__PROBLEM__.
Print all of the data exactly as written.

Stored dataset items:
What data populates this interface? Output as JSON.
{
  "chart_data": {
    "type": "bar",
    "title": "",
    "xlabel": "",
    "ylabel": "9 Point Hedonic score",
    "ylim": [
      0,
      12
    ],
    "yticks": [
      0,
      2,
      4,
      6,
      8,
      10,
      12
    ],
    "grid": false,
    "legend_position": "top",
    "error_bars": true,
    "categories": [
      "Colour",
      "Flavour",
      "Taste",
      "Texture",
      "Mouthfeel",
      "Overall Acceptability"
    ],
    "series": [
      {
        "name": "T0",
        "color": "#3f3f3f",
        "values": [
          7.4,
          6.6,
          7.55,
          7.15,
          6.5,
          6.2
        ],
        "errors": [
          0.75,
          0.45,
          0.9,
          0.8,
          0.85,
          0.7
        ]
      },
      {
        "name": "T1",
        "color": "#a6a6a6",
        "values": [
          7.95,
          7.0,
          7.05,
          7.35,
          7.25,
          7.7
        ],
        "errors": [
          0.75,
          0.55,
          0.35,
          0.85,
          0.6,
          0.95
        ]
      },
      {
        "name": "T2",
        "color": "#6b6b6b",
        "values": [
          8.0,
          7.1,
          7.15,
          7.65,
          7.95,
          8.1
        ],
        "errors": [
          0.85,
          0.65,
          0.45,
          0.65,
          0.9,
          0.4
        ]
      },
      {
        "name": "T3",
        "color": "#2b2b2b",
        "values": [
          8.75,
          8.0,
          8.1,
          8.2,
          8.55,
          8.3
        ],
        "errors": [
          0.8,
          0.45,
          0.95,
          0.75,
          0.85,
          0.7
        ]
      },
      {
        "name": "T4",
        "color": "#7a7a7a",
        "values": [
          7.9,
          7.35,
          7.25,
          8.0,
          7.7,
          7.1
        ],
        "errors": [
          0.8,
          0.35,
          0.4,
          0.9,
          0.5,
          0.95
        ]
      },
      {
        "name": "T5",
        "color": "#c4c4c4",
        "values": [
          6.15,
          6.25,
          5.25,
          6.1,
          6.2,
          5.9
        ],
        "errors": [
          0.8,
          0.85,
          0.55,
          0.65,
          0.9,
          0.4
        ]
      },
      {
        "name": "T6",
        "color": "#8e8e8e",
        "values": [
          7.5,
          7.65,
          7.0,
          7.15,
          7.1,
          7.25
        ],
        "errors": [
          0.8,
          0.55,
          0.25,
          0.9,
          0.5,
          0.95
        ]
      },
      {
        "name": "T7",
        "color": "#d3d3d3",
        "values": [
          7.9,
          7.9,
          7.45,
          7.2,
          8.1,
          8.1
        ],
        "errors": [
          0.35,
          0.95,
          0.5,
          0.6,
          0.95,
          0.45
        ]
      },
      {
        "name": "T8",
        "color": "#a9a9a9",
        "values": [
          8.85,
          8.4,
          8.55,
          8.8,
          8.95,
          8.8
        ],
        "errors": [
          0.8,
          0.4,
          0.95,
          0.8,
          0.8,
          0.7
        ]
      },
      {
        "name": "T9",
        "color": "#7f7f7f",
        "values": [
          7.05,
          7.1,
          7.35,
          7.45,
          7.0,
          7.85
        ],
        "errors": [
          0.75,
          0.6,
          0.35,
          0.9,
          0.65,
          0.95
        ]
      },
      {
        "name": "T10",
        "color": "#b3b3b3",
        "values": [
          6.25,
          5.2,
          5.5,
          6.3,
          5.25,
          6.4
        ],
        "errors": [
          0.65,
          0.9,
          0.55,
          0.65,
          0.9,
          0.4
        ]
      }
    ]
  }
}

__RESULT BELOW__.
What data populates this interface? Output as JSON.
{
  "chart_data": {
    "type": "bar",
    "title": "",
    "xlabel": "",
    "ylabel": "9 Point Hedonic score",
    "ylim": [
      0,
      12
    ],
    "yticks": [
      0,
      2,
      4,
      6,
      8,
      10,
      12
    ],
    "grid": false,
    "legend_position": "top",
    "error_bars": true,
    "categories": [
      "Colour",
      "Flavour",
      "Taste",
      "Texture",
      "Mouthfeel",
      "Overall Acceptability"
    ],
    "series": [
      {
        "name": "T0",
        "color": "#3f3f3f",
        "values": [
          7.4,
          6.6,
          7.55,
          7.15,
          6.5,
          6.2
        ],
        "errors": [
          0.75,
          0.45,
          0.9,
          0.8,
          0.85,
          0.7
        ]
      },
      {
        "name": "T1",
        "color": "#a6a6a6",
        "values": [
          7.95,
          7.0,
          7.05,
          7.35,
          7.25,
          7.7
        ],
        "errors": [
          0.75,
          0.55,
          0.35,
          0.85,
          0.6,
          0.95
        ]
      },
      {
        "name": "T2",
        "color": "#6b6b6b",
        "values": [
          8.0,
          7.1,
          7.15,
          7.65,
          7.95,
          8.1
        ],
        "errors": [
          0.85,
          0.65,
          0.45,
          0.65,
          0.9,
          0.4
        ]
      },
      {
        "name": "T3",
        "color": "#2b2b2b",
        "values": [
          8.75,
          8.0,
          8.1,
          8.2,
          8.55,
          8.3
        ],
        "errors": [
          0.8,
          0.45,
          0.95,
          0.75,
          0.85,
          0.7
        ]
      },
      {
        "name": "T4",
        "color": "#7a7a7a",
        "values": [
          7.9,
          7.35,
          7.25,
          8.0,
          7.7,
          7.1
        ],
        "errors": [
          0.8,
          0.35,
          0.4,
          0.9,
          0.5,
          0.95
        ]
      },
      {
        "name": "T5",
        "color": "#c4c4c4",
        "values": [
          6.15,
          6.25,
          5.25,
          6.1,
          6.2,
          5.9
        ],
        "errors": [
          0.8,
          0.85,
          0.55,
          0.65,
          0.9,
          0.4
        ]
      },
      {
        "name": "T6",
        "color": "#8e8e8e",
        "values": [
          7.5,
          7.65,
          7.0,
          7.15,
          7.1,
          7.25
        ],
        "errors": [
          0.8,
          0.55,
          0.25,
          0.9,
          0.5,
          0.95
        ]
      },
      {
        "name": "T7",
        "color": "#d3d3d3",
        "values": [
          7.9,
          7.9,
          7.45,
          7.2,
          8.1,
          8.1
        ],
        "errors": [
          0.35,
          0.95,
          0.5,
          0.6,
          0.95,
          0.45
        ]
      },
      {
        "name": "T8",
        "color": "#a9a9a9",
        "values": [
          8.85,
          8.4,
          8.55,
          8.8,
          8.95,
          8.8
        ],
        "errors": [
          0.8,
          0.4,
          0.95,
          0.8,
          0.8,
          0.7
        ]
      },
      {
        "name": "T9",
        "color": "#7f7f7f",
        "values": [
          7.05,
          7.1,
          7.35,
          7.45,
          7.0,
          7.85
        ],
        "errors": [
          0.75,
          0.6,
          0.35,
          0.9,
          0.65,
          0.95
        ]
      },
      {
        "name": "T10",
        "color": "#b3b3b3",
        "values": [
          6.25,
          5.2,
          5.5,
          6.3,
          5.25,
          6.4
        ],
        "errors": [
          0.65,
          0.9,
          0.55,
          0.65,
          0.9,
          0.4
        ]
      }
    ]
  }
}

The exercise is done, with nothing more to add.